** Work to be completed **
Show every line containing "JSON" by copying it.

+===+

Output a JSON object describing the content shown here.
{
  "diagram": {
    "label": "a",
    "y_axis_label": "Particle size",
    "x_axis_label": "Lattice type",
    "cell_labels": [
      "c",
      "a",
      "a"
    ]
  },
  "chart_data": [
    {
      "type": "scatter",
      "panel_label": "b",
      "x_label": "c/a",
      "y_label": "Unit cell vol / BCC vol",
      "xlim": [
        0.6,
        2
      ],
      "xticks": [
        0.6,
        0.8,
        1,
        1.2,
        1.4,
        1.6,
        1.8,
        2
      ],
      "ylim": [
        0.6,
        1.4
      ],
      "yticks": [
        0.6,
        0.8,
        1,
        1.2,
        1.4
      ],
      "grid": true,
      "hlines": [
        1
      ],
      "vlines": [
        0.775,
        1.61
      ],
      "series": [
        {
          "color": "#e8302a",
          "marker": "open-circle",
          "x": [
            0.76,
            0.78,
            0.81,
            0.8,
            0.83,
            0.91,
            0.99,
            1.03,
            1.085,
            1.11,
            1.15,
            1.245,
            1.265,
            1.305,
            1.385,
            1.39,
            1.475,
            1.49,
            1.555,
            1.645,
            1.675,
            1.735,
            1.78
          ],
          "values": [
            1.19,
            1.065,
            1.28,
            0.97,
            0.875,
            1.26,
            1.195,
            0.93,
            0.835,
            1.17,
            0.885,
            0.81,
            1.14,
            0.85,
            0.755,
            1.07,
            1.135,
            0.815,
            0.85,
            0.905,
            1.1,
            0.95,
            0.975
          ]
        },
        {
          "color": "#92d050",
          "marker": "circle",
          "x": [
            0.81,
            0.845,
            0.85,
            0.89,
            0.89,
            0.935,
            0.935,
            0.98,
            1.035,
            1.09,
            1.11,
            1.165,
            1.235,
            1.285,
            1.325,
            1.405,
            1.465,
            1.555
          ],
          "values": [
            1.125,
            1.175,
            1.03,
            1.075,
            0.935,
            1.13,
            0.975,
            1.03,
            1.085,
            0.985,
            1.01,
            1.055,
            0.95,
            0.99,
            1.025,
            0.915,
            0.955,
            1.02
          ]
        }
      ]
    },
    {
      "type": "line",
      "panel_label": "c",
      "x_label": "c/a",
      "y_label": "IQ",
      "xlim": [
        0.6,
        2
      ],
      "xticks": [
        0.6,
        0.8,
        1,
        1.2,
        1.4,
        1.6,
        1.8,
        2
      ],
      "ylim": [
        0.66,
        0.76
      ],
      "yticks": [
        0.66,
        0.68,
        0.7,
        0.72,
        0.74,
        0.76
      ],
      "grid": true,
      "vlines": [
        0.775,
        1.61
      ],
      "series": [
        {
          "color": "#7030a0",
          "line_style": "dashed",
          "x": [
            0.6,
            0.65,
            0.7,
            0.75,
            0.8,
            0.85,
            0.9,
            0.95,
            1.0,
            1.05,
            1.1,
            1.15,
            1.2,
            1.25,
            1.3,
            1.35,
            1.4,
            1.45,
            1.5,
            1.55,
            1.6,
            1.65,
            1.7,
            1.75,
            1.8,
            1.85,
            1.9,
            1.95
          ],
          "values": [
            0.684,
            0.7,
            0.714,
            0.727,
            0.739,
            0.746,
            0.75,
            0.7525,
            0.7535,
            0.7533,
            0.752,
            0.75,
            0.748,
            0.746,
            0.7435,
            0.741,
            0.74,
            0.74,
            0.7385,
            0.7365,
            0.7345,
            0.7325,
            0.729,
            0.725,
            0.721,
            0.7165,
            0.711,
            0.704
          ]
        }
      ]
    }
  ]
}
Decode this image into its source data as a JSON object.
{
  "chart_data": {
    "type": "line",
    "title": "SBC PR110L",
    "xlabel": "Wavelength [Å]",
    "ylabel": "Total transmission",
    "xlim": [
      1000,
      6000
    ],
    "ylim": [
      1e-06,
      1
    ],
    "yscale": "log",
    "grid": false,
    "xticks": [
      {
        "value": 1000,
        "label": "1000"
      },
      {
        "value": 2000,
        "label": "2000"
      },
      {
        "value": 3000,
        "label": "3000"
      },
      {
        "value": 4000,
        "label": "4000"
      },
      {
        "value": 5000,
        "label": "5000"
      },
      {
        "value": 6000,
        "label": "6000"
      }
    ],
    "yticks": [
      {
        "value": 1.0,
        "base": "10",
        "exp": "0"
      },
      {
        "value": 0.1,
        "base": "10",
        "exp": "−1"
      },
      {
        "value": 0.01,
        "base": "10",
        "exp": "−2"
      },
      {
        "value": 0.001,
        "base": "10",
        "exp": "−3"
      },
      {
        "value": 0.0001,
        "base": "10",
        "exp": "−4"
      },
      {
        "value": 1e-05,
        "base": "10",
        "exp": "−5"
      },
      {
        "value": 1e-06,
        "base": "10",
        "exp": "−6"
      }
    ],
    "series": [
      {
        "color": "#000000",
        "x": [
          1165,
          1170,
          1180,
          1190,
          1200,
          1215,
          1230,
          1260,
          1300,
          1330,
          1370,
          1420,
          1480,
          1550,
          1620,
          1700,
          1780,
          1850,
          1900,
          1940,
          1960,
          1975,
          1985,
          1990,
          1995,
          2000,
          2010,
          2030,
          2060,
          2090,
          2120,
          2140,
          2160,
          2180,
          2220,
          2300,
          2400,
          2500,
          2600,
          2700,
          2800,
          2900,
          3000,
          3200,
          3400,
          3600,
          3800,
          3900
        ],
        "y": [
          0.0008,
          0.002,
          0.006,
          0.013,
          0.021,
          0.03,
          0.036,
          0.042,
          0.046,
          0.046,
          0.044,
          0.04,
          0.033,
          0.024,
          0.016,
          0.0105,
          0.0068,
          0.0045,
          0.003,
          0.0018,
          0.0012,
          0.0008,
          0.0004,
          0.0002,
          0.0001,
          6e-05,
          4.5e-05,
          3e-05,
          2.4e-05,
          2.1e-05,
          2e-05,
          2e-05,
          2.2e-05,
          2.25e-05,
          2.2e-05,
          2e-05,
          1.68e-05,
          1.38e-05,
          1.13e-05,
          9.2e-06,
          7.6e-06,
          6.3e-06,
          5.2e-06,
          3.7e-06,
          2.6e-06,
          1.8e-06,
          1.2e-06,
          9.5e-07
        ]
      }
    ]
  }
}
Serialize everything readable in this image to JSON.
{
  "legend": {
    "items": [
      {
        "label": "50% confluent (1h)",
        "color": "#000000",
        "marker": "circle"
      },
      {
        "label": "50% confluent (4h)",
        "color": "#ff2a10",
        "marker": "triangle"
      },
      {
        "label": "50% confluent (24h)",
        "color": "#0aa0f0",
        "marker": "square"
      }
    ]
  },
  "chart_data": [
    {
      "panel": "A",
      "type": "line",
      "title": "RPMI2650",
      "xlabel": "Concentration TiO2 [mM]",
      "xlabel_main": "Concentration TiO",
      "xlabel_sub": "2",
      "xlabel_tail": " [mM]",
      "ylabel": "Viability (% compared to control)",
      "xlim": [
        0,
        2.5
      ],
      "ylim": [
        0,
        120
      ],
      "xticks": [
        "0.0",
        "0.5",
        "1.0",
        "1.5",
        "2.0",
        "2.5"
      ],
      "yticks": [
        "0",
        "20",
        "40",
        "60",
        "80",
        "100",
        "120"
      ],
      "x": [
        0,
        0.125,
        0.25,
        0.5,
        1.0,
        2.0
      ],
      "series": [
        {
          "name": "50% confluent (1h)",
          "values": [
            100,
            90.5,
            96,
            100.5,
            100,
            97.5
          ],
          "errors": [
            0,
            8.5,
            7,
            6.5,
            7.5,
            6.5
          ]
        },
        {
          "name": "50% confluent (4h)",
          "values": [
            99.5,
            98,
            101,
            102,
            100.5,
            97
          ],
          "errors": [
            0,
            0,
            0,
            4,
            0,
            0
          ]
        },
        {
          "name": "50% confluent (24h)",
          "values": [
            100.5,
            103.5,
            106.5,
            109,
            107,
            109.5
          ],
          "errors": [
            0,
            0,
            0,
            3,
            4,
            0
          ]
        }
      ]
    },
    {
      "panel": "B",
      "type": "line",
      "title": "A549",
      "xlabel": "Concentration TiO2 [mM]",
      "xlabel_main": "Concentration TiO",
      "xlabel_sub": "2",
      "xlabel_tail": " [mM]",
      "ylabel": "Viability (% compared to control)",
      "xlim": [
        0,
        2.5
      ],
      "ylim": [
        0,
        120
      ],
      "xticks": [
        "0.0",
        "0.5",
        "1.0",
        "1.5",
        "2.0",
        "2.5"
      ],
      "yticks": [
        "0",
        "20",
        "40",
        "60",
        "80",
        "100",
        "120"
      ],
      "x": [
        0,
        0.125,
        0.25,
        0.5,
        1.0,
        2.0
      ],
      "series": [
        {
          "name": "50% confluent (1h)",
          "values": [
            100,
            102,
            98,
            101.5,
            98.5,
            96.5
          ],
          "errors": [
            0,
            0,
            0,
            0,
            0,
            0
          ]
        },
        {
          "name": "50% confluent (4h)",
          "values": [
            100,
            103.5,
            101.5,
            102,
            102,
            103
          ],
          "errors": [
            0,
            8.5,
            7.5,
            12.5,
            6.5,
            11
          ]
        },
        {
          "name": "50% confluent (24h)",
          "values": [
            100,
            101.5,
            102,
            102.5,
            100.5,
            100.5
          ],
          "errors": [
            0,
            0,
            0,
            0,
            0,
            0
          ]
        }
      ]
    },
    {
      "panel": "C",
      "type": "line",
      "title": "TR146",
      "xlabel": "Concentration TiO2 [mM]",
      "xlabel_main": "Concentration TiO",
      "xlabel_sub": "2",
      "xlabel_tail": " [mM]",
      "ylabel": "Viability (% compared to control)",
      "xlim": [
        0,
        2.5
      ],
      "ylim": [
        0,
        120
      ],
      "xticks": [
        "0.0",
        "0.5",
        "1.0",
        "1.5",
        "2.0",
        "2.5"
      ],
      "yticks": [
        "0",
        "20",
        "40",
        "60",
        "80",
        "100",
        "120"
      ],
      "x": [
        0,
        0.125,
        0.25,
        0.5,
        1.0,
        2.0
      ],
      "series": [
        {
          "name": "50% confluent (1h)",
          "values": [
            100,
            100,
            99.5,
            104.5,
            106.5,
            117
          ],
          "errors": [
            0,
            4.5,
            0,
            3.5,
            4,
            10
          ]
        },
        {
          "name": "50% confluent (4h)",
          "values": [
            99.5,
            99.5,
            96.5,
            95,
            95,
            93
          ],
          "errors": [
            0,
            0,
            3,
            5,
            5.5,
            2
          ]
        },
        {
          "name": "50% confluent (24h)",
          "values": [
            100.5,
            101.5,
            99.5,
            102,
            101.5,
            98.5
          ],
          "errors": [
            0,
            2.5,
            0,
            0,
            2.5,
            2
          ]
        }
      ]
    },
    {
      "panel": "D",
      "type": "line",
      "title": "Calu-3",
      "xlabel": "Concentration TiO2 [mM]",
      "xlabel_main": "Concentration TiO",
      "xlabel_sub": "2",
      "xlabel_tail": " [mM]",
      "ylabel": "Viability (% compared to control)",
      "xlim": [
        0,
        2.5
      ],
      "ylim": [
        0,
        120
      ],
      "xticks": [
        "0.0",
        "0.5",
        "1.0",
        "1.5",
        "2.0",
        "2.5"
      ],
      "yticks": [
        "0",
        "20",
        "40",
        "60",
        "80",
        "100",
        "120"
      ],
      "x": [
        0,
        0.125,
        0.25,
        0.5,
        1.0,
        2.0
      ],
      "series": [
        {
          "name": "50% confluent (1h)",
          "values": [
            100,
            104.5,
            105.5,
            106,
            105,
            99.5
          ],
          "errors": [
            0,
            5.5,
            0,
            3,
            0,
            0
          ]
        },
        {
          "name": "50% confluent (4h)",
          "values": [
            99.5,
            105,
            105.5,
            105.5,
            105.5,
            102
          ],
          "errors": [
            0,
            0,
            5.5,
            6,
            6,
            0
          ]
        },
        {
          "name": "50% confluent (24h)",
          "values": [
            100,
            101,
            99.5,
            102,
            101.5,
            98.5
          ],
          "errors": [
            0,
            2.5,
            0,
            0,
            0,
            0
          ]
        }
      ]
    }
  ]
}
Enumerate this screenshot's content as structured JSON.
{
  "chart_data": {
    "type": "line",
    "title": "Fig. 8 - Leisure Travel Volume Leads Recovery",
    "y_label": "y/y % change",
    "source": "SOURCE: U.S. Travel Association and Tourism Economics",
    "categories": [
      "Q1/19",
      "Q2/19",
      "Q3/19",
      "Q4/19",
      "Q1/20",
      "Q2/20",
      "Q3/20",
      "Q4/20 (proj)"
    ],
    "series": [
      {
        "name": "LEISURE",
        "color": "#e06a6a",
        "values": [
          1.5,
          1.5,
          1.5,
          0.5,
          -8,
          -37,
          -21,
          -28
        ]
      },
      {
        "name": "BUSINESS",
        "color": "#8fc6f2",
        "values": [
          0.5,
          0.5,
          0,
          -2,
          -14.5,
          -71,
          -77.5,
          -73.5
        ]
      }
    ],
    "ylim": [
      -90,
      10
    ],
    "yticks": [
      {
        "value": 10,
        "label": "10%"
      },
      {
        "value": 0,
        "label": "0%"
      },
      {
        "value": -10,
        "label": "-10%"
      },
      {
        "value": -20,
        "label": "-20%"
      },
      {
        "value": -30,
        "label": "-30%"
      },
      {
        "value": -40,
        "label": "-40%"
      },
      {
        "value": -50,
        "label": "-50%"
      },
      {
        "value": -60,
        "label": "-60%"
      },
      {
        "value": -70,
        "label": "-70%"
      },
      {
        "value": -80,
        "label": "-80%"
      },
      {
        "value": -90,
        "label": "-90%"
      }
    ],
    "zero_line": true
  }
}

+===+

** Answer below **
Output a JSON object describing the content shown here.
Decode this image into its source data as a JSON object.
Serialize everything readable in this image to JSON.
Enumerate this screenshot's content as structured JSON.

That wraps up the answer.